=== What this task involves ===
Copy the full set of lines exactly as given.

=== Information provided ===
— Start —

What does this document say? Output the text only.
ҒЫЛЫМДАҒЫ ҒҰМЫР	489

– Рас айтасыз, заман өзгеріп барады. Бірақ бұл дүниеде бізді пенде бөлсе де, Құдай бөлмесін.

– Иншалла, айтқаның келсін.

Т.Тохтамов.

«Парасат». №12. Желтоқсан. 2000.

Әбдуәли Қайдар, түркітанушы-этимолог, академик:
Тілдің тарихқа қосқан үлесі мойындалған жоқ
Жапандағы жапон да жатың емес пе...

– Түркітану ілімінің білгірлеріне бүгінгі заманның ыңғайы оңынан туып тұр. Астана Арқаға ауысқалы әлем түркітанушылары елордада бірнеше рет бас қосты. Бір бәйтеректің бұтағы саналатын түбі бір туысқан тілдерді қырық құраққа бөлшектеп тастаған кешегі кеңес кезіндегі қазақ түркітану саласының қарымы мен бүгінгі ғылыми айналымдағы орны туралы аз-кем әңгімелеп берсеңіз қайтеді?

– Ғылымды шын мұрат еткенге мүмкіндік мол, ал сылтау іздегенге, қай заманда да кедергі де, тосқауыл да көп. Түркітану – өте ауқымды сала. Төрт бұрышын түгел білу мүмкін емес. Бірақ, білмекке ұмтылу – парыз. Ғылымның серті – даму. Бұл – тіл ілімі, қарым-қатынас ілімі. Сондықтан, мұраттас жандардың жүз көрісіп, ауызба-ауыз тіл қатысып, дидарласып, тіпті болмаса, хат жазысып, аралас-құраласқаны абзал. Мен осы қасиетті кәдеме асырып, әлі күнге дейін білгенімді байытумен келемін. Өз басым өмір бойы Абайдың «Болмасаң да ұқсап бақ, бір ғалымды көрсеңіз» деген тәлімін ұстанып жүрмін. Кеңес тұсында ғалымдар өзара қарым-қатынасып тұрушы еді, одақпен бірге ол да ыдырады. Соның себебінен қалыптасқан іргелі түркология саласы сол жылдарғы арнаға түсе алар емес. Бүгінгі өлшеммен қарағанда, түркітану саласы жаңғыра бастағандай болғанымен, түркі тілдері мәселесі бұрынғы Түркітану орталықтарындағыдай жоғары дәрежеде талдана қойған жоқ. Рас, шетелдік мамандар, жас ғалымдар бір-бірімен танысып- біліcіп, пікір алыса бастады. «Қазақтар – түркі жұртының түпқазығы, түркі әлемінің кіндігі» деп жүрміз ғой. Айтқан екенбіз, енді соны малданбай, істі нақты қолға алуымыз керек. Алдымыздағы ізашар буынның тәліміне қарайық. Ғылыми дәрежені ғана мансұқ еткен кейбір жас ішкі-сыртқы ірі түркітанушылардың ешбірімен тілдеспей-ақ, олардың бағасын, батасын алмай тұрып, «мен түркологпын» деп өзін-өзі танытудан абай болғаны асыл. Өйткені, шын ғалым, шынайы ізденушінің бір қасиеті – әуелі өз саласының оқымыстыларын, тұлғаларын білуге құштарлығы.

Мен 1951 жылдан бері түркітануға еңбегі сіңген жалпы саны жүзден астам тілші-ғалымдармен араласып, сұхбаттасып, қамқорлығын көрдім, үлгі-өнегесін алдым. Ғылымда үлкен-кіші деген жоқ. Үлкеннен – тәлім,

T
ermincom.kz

— End —

=== Response for this exercise ===
What does this document say? Output the text only.
ҒЫЛЫМДАҒЫ ҒҰМЫР	489

– Рас айтасыз, заман өзгеріп барады. Бірақ бұл дүниеде бізді пенде бөлсе де, Құдай бөлмесін.

– Иншалла, айтқаның келсін.

Т.Тохтамов.

«Парасат». №12. Желтоқсан. 2000.

Әбдуәли Қайдар, түркітанушы-этимолог, академик:
Тілдің тарихқа қосқан үлесі мойындалған жоқ
Жапандағы жапон да жатың емес пе...

– Түркітану ілімінің білгірлеріне бүгінгі заманның ыңғайы оңынан туып тұр. Астана Арқаға ауысқалы әлем түркітанушылары елордада бірнеше рет бас қосты. Бір бәйтеректің бұтағы саналатын түбі бір туысқан тілдерді қырық құраққа бөлшектеп тастаған кешегі кеңес кезіндегі қазақ түркітану саласының қарымы мен бүгінгі ғылыми айналымдағы орны туралы аз-кем әңгімелеп берсеңіз қайтеді?

– Ғылымды шын мұрат еткенге мүмкіндік мол, ал сылтау іздегенге, қай заманда да кедергі де, тосқауыл да көп. Түркітану – өте ауқымды сала. Төрт бұрышын түгел білу мүмкін емес. Бірақ, білмекке ұмтылу – парыз. Ғылымның серті – даму. Бұл – тіл ілімі, қарым-қатынас ілімі. Сондықтан, мұраттас жандардың жүз көрісіп, ауызба-ауыз тіл қатысып, дидарласып, тіпті болмаса, хат жазысып, аралас-құраласқаны абзал. Мен осы қасиетті кәдеме асырып, әлі күнге дейін білгенімді байытумен келемін. Өз басым өмір бойы Абайдың «Болмасаң да ұқсап бақ, бір ғалымды көрсеңіз» деген тәлімін ұстанып жүрмін. Кеңес тұсында ғалымдар өзара қарым-қатынасып тұрушы еді, одақпен бірге ол да ыдырады. Соның себебінен қалыптасқан іргелі түркология саласы сол жылдарғы арнаға түсе алар емес. Бүгінгі өлшеммен қарағанда, түркітану саласы жаңғыра бастағандай болғанымен, түркі тілдері мәселесі бұрынғы Түркітану орталықтарындағыдай жоғары дәрежеде талдана қойған жоқ. Рас, шетелдік мамандар, жас ғалымдар бір-бірімен танысып- біліcіп, пікір алыса бастады. «Қазақтар – түркі жұртының түпқазығы, түркі әлемінің кіндігі» деп жүрміз ғой. Айтқан екенбіз, енді соны малданбай, істі нақты қолға алуымыз керек. Алдымыздағы ізашар буынның тәліміне қарайық. Ғылыми дәрежені ғана мансұқ еткен кейбір жас ішкі-сыртқы ірі түркітанушылардың ешбірімен тілдеспей-ақ, олардың бағасын, батасын алмай тұрып, «мен түркологпын» деп өзін-өзі танытудан абай болғаны асыл. Өйткені, шын ғалым, шынайы ізденушінің бір қасиеті – әуелі өз саласының оқымыстыларын, тұлғаларын білуге құштарлығы.

Мен 1951 жылдан бері түркітануға еңбегі сіңген жалпы саны жүзден астам тілші-ғалымдармен араласып, сұхбаттасып, қамқорлығын көрдім, үлгі-өнегесін алдым. Ғылымда үлкен-кіші деген жоқ. Үлкеннен – тәлім,

T
ermincom.kz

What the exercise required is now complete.